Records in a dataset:
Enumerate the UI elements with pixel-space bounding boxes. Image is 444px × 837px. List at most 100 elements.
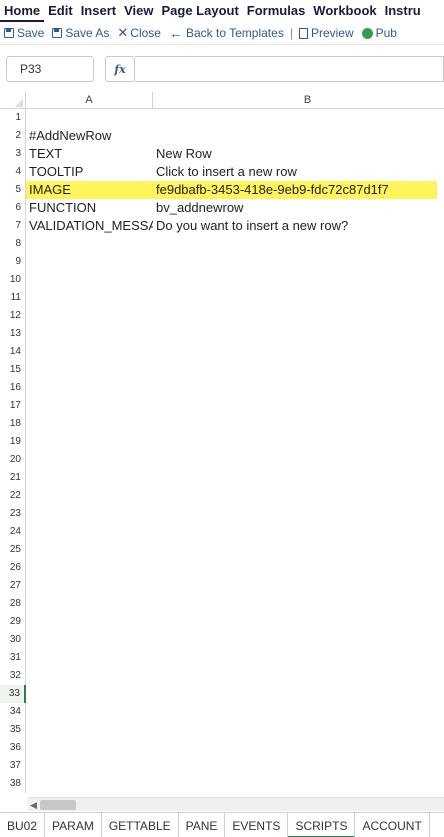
cell-b[interactable] bbox=[153, 289, 444, 307]
sheet-tab-gettable[interactable]: GETTABLE bbox=[102, 813, 179, 837]
formula-input[interactable] bbox=[135, 56, 444, 82]
menu-item-edit[interactable]: Edit bbox=[44, 0, 77, 22]
cell-a[interactable] bbox=[26, 631, 153, 649]
cell-b[interactable] bbox=[153, 667, 444, 685]
cell-a[interactable] bbox=[26, 253, 153, 271]
menu-item-formulas[interactable]: Formulas bbox=[243, 0, 310, 22]
back-to-templates-button[interactable]: ← Back to Templates bbox=[165, 22, 288, 44]
cell-a[interactable]: FUNCTION bbox=[26, 199, 153, 217]
row-number[interactable]: 21 bbox=[0, 469, 26, 487]
cell-b[interactable] bbox=[153, 775, 444, 793]
save-button[interactable]: Save bbox=[0, 22, 48, 44]
cell-a[interactable] bbox=[26, 487, 153, 505]
cell-b[interactable] bbox=[153, 127, 444, 145]
cell-a[interactable] bbox=[26, 703, 153, 721]
cell-b[interactable]: New Row bbox=[153, 145, 444, 163]
cell-a[interactable] bbox=[26, 577, 153, 595]
cell-a[interactable] bbox=[26, 433, 153, 451]
cell-a[interactable] bbox=[26, 271, 153, 289]
cell-b[interactable]: bv_addnewrow bbox=[153, 199, 444, 217]
cell-a[interactable] bbox=[26, 343, 153, 361]
cell-a[interactable]: #AddNewRow bbox=[26, 127, 153, 145]
cell-a[interactable] bbox=[26, 757, 153, 775]
row-number[interactable]: 13 bbox=[0, 325, 26, 343]
menu-item-instru[interactable]: Instru bbox=[381, 0, 425, 22]
cell-a[interactable] bbox=[26, 361, 153, 379]
row-number[interactable]: 22 bbox=[0, 487, 26, 505]
cell-b[interactable] bbox=[153, 721, 444, 739]
cell-a[interactable] bbox=[26, 469, 153, 487]
cell-b[interactable] bbox=[153, 757, 444, 775]
cell-a[interactable] bbox=[26, 325, 153, 343]
name-box[interactable]: P33 bbox=[6, 56, 94, 82]
sheet-tab-events[interactable]: EVENTS bbox=[225, 813, 289, 837]
cell-b[interactable] bbox=[153, 325, 444, 343]
cell-a[interactable]: IMAGE bbox=[26, 181, 153, 199]
row-number[interactable]: 16 bbox=[0, 379, 26, 397]
cell-b[interactable] bbox=[153, 649, 444, 667]
cell-b[interactable] bbox=[153, 235, 444, 253]
select-all-corner[interactable] bbox=[0, 92, 26, 109]
row-number[interactable]: 18 bbox=[0, 415, 26, 433]
menu-item-page-layout[interactable]: Page Layout bbox=[157, 0, 242, 22]
cell-b[interactable] bbox=[153, 487, 444, 505]
cell-a[interactable] bbox=[26, 289, 153, 307]
row-number[interactable]: 8 bbox=[0, 235, 26, 253]
row-number[interactable]: 11 bbox=[0, 289, 26, 307]
row-number[interactable]: 28 bbox=[0, 595, 26, 613]
cell-b[interactable] bbox=[153, 415, 444, 433]
cell-a[interactable] bbox=[26, 667, 153, 685]
row-number[interactable]: 27 bbox=[0, 577, 26, 595]
cell-b[interactable] bbox=[153, 361, 444, 379]
row-number[interactable]: 19 bbox=[0, 433, 26, 451]
cell-b[interactable] bbox=[153, 469, 444, 487]
row-number[interactable]: 29 bbox=[0, 613, 26, 631]
sheet-tab-scripts[interactable]: SCRIPTS bbox=[288, 813, 356, 837]
row-number[interactable]: 10 bbox=[0, 271, 26, 289]
row-number[interactable]: 37 bbox=[0, 757, 26, 775]
cell-b[interactable] bbox=[153, 379, 444, 397]
sheet-tab-pane[interactable]: PANE bbox=[179, 813, 226, 837]
row-number[interactable]: 4 bbox=[0, 163, 26, 181]
menu-item-home[interactable]: Home bbox=[0, 0, 45, 22]
cell-a[interactable] bbox=[26, 775, 153, 793]
cell-b[interactable] bbox=[153, 253, 444, 271]
cell-a[interactable] bbox=[26, 451, 153, 469]
cell-a[interactable]: TEXT bbox=[26, 145, 153, 163]
cell-a[interactable]: VALIDATION_MESSAGE bbox=[26, 217, 153, 235]
sheet-tab-account[interactable]: ACCOUNT bbox=[355, 813, 430, 837]
row-number[interactable]: 36 bbox=[0, 739, 26, 757]
row-number[interactable]: 15 bbox=[0, 361, 26, 379]
cell-b[interactable] bbox=[153, 307, 444, 325]
cell-a[interactable] bbox=[26, 559, 153, 577]
cell-a[interactable] bbox=[26, 595, 153, 613]
cell-a[interactable] bbox=[26, 541, 153, 559]
cell-a[interactable] bbox=[26, 721, 153, 739]
cell-b[interactable] bbox=[153, 685, 444, 703]
row-number[interactable]: 12 bbox=[0, 307, 26, 325]
row-number[interactable]: 38 bbox=[0, 775, 26, 793]
cell-a[interactable] bbox=[26, 235, 153, 253]
cell-b[interactable] bbox=[153, 397, 444, 415]
row-number[interactable]: 31 bbox=[0, 649, 26, 667]
cell-a[interactable] bbox=[26, 307, 153, 325]
row-number[interactable]: 6 bbox=[0, 199, 26, 217]
cell-a[interactable] bbox=[26, 379, 153, 397]
cell-b[interactable] bbox=[153, 577, 444, 595]
row-number[interactable]: 9 bbox=[0, 253, 26, 271]
close-button[interactable]: ✕ Close bbox=[113, 22, 165, 44]
cell-b[interactable]: Click to insert a new row bbox=[153, 163, 444, 181]
cell-b[interactable]: fe9dbafb-3453-418e-9eb9-fdc72c87d1f7 bbox=[153, 181, 437, 199]
menu-item-workbook[interactable]: Workbook bbox=[309, 0, 380, 22]
row-number[interactable]: 20 bbox=[0, 451, 26, 469]
menu-item-view[interactable]: View bbox=[120, 0, 157, 22]
scroll-left-icon[interactable]: ◀ bbox=[30, 800, 38, 810]
save-as-button[interactable]: Save As bbox=[48, 22, 113, 44]
column-header-b[interactable]: B bbox=[153, 92, 444, 109]
cell-b[interactable] bbox=[153, 631, 444, 649]
row-number[interactable]: 5 bbox=[0, 181, 26, 199]
sheet-tab-param[interactable]: PARAM bbox=[45, 813, 102, 837]
cell-b[interactable] bbox=[153, 703, 444, 721]
row-number[interactable]: 30 bbox=[0, 631, 26, 649]
cell-b[interactable] bbox=[153, 595, 444, 613]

### TASK PROMPT
Render every line of the material above as a JSON list of strings, one string per line, skipping blank lines. Leave the pictures out of the answer.

### RESPONSE
[
  "Enumerate the UI elements with pixel-space bounding boxes. Image is 444px × 837px. List at most 100 elements.",
  "cell-b[interactable] bbox=[153, 289, 444, 307]",
  "sheet-tab-gettable[interactable]: GETTABLE bbox=[102, 813, 179, 837]",
  "formula-input[interactable] bbox=[135, 56, 444, 82]",
  "menu-item-edit[interactable]: Edit bbox=[44, 0, 77, 22]",
  "cell-a[interactable] bbox=[26, 631, 153, 649]",
  "cell-b[interactable] bbox=[153, 667, 444, 685]",
  "cell-a[interactable] bbox=[26, 253, 153, 271]",
  "menu-item-formulas[interactable]: Formulas bbox=[243, 0, 310, 22]",
  "back-to-templates-button[interactable]: ← Back to Templates bbox=[165, 22, 288, 44]",
  "cell-a[interactable]: FUNCTION bbox=[26, 199, 153, 217]",
  "row-number[interactable]: 21 bbox=[0, 469, 26, 487]",
  "cell-b[interactable] bbox=[153, 775, 444, 793]",
  "save-button[interactable]: Save bbox=[0, 22, 48, 44]",
  "cell-a[interactable] bbox=[26, 487, 153, 505]",
  "cell-b[interactable] bbox=[153, 127, 444, 145]",
  "cell-a[interactable] bbox=[26, 703, 153, 721]",
  "cell-b[interactable]: New Row bbox=[153, 145, 444, 163]",
  "cell-a[interactable] bbox=[26, 577, 153, 595]",
  "cell-a[interactable] bbox=[26, 433, 153, 451]",
  "cell-a[interactable] bbox=[26, 271, 153, 289]",
  "cell-b[interactable]: bv_addnewrow bbox=[153, 199, 444, 217]",
  "cell-a[interactable] bbox=[26, 343, 153, 361]",
  "cell-a[interactable]: #AddNewRow bbox=[26, 127, 153, 145]",
  "cell-a[interactable] bbox=[26, 757, 153, 775]",
  "row-number[interactable]: 13 bbox=[0, 325, 26, 343]",
  "menu-item-instru[interactable]: Instru bbox=[381, 0, 425, 22]",
  "cell-a[interactable] bbox=[26, 361, 153, 379]",
  "row-number[interactable]: 22 bbox=[0, 487, 26, 505]",
  "cell-b[interactable] bbox=[153, 721, 444, 739]",
  "cell-a[interactable] bbox=[26, 469, 153, 487]",
  "cell-b[interactable] bbox=[153, 757, 444, 775]",
  "cell-a[interactable] bbox=[26, 325, 153, 343]",
  "name-box[interactable]: P33 bbox=[6, 56, 94, 82]",
  "sheet-tab-events[interactable]: EVENTS bbox=[225, 813, 289, 837]",
  "cell-b[interactable] bbox=[153, 325, 444, 343]",
  "cell-a[interactable]: IMAGE bbox=[26, 181, 153, 199]",
  "row-number[interactable]: 16 bbox=[0, 379, 26, 397]",
  "cell-b[interactable] bbox=[153, 649, 444, 667]",
  "cell-b[interactable] bbox=[153, 235, 444, 253]",
  "select-all-corner[interactable] bbox=[0, 92, 26, 109]",
  "row-number[interactable]: 18 bbox=[0, 415, 26, 433]",
  "menu-item-page-layout[interactable]: Page Layout bbox=[157, 0, 242, 22]",
  "cell-b[interactable] bbox=[153, 487, 444, 505]",
  "cell-a[interactable] bbox=[26, 289, 153, 307]",
  "row-number[interactable]: 8 bbox=[0, 235, 26, 253]",
  "row-number[interactable]: 11 bbox=[0, 289, 26, 307]",
  "row-number[interactable]: 28 bbox=[0, 595, 26, 613]",
  "cell-b[interactable] bbox=[153, 415, 444, 433]",
  "cell-a[interactable] bbox=[26, 667, 153, 685]",
  "row-number[interactable]: 27 bbox=[0, 577, 26, 595]",
  "cell-b[interactable] bbox=[153, 361, 444, 379]",
  "row-number[interactable]: 19 bbox=[0, 433, 26, 451]",
  "cell-b[interactable] bbox=[153, 469, 444, 487]",
  "row-number[interactable]: 29 bbox=[0, 613, 26, 631]",
  "sheet-tab-scripts[interactable]: SCRIPTS bbox=[288, 813, 356, 837]",
  "row-number[interactable]: 10 bbox=[0, 271, 26, 289]",
  "row-number[interactable]: 37 bbox=[0, 757, 26, 775]",
  "cell-b[interactable] bbox=[153, 379, 444, 397]",
  "sheet-tab-pane[interactable]: PANE bbox=[179, 813, 226, 837]",
  "row-number[interactable]: 4 bbox=[0, 163, 26, 181]",
  "menu-item-home[interactable]: Home bbox=[0, 0, 45, 22]",
  "cell-a[interactable] bbox=[26, 775, 153, 793]",
  "cell-b[interactable] bbox=[153, 253, 444, 271]",
  "cell-a[interactable] bbox=[26, 451, 153, 469]",
  "cell-a[interactable]: TEXT bbox=[26, 145, 153, 163]",
  "cell-a[interactable]: VALIDATION_MESSAGE bbox=[26, 217, 153, 235]",
  "sheet-tab-account[interactable]: ACCOUNT bbox=[355, 813, 430, 837]",
  "row-number[interactable]: 36 bbox=[0, 739, 26, 757]",
  "row-number[interactable]: 15 bbox=[0, 361, 26, 379]",
  "cell-b[interactable] bbox=[153, 307, 444, 325]",
  "cell-a[interactable] bbox=[26, 559, 153, 577]",
  "cell-a[interactable] bbox=[26, 595, 153, 613]",
  "cell-a[interactable] bbox=[26, 541, 153, 559]",
  "cell-a[interactable] bbox=[26, 721, 153, 739]",
  "cell-b[interactable] bbox=[153, 685, 444, 703]",
  "row-number[interactable]: 12 bbox=[0, 307, 26, 325]",
  "row-number[interactable]: 38 bbox=[0, 775, 26, 793]",
  "cell-a[interactable] bbox=[26, 235, 153, 253]",
  "cell-b[interactable] bbox=[153, 397, 444, 415]",
  "row-number[interactable]: 31 bbox=[0, 649, 26, 667]",
  "cell-a[interactable] bbox=[26, 307, 153, 325]",
  "row-number[interactable]: 6 bbox=[0, 199, 26, 217]",
  "cell-a[interactable] bbox=[26, 379, 153, 397]",
  "cell-b[interactable] bbox=[153, 577, 444, 595]",
  "row-number[interactable]: 9 bbox=[0, 253, 26, 271]",
  "close-button[interactable]: ✕ Close bbox=[113, 22, 165, 44]",
  "cell-b[interactable]: Click to insert a new row bbox=[153, 163, 444, 181]",
  "cell-b[interactable]: fe9dbafb-3453-418e-9eb9-fdc72c87d1f7 bbox=[153, 181, 437, 199]",
  "menu-item-workbook[interactable]: Workbook bbox=[309, 0, 380, 22]",
  "row-number[interactable]: 20 bbox=[0, 451, 26, 469]",
  "menu-item-view[interactable]: View bbox=[120, 0, 157, 22]",
  "scroll-left-icon[interactable]: ◀ bbox=[30, 800, 38, 810]",
  "save-as-button[interactable]: Save As bbox=[48, 22, 113, 44]",
  "column-header-b[interactable]: B bbox=[153, 92, 444, 109]",
  "cell-b[interactable] bbox=[153, 631, 444, 649]",
  "row-number[interactable]: 5 bbox=[0, 181, 26, 199]",
  "sheet-tab-param[interactable]: PARAM bbox=[45, 813, 102, 837]",
  "cell-b[interactable] bbox=[153, 703, 444, 721]",
  "row-number[interactable]: 30 bbox=[0, 631, 26, 649]",
  "cell-b[interactable] bbox=[153, 595, 444, 613]"
]